Goal of the exercise →
Go through the listing and pick out each line with the word "until" in it.

-- Begin Entries supplied --

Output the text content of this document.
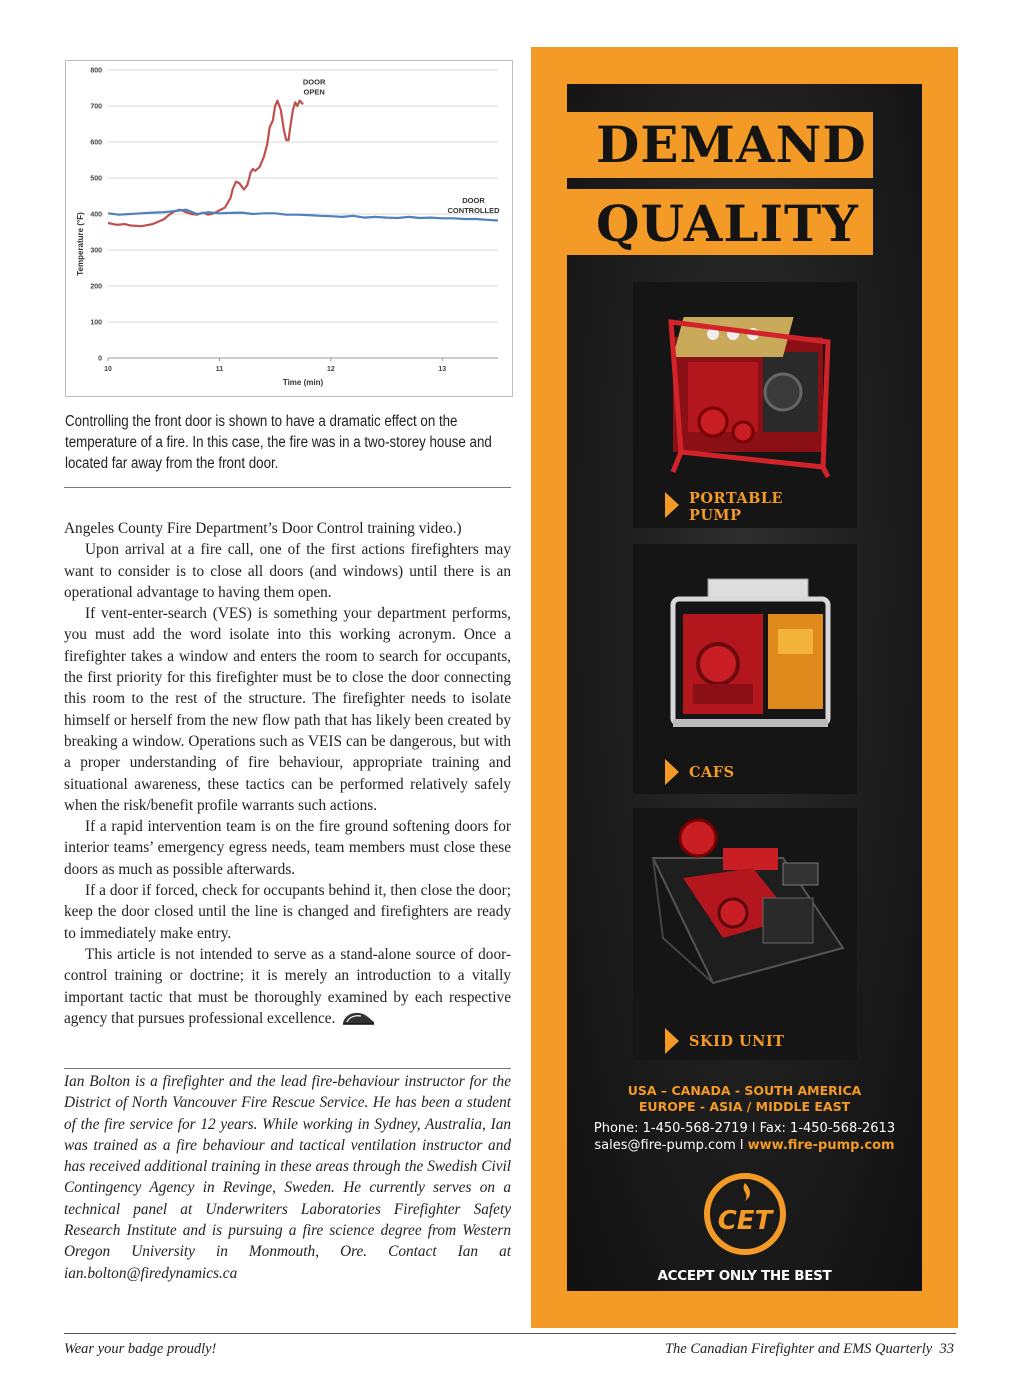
0
100
200
300
400
500
600
700
800
10	11	12	13
DOOR
OPEN
DOOR
CONTROLLED
Time (min)
Temperature (°F)
Controlling the front door is shown to have a dramatic effect on the temperature of a fire. In this case, the fire was in a two-storey house and located far away from the front door.

Angeles County Fire Department’s Door Control training video.)

Upon arrival at a fire call, one of the first actions firefighters may want to consider is to close all doors (and windows) until there is an operational advantage to having them open.

If vent-enter-search (VES) is something your department performs, you must add the word isolate into this working acronym. Once a firefighter takes a window and enters the room to search for occupants, the first priority for this firefighter must be to close the door connecting this room to the rest of the structure. The firefighter needs to isolate himself or herself from the new flow path that has likely been created by breaking a window. Operations such as VEIS can be dangerous, but with a proper understanding of fire behaviour, appropriate training and situational awareness, these tactics can be performed relatively safely when the risk/benefit profile warrants such actions.

If a rapid intervention team is on the fire ground softening doors for interior teams’ emergency egress needs, team members must close these doors as much as possible afterwards.

If a door if forced, check for occupants behind it, then close the door; keep the door closed until the line is changed and firefighters are ready to immediately make entry.

This article is not intended to serve as a stand-alone source of door-control training or doctrine; it is merely an introduction to a vitally important tactic that must be thoroughly examined by each respective agency that pursues professional excellence.

Ian Bolton is a firefighter and the lead fire-behaviour instructor for the District of North Vancouver Fire Rescue Service. He has been a student of the fire service for 12 years. While working in Sydney, Australia, Ian was trained as a fire behaviour and tactical ventilation instructor and has received additional training in these areas through the Swedish Civil Contingency Agency in Revinge, Sweden. He currently serves on a technical panel at Underwriters Laboratories Firefighter Safety Research Institute and is pursuing a fire science degree from Western Oregon University in Monmouth, Ore. Contact Ian at ian.bolton@firedynamics.ca

Wear your badge proudly!	The Canadian Firefighter and EMS Quarterly  33
DEMAND
QUALITY
PORTABLE
PUMP
CAFS
SKID UNIT
USA – CANADA - SOUTH AMERICA
EUROPE - ASIA / MIDDLE EAST
Phone: 1-450-568-2719 l Fax: 1-450-568-2613
sales@fire-pump.com l www.fire-pump.com
CET
ACCEPT ONLY THE BEST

-- End Entries supplied --

Response to the exercise →
Upon arrival at a fire call, one of the first actions firefighters may want to consider is to close all doors (and windows) until there is an operational advantage to having them open.
If a door if forced, check for occupants behind it, then close the door; keep the door closed until the line is changed and firefighters are ready to immediately make entry.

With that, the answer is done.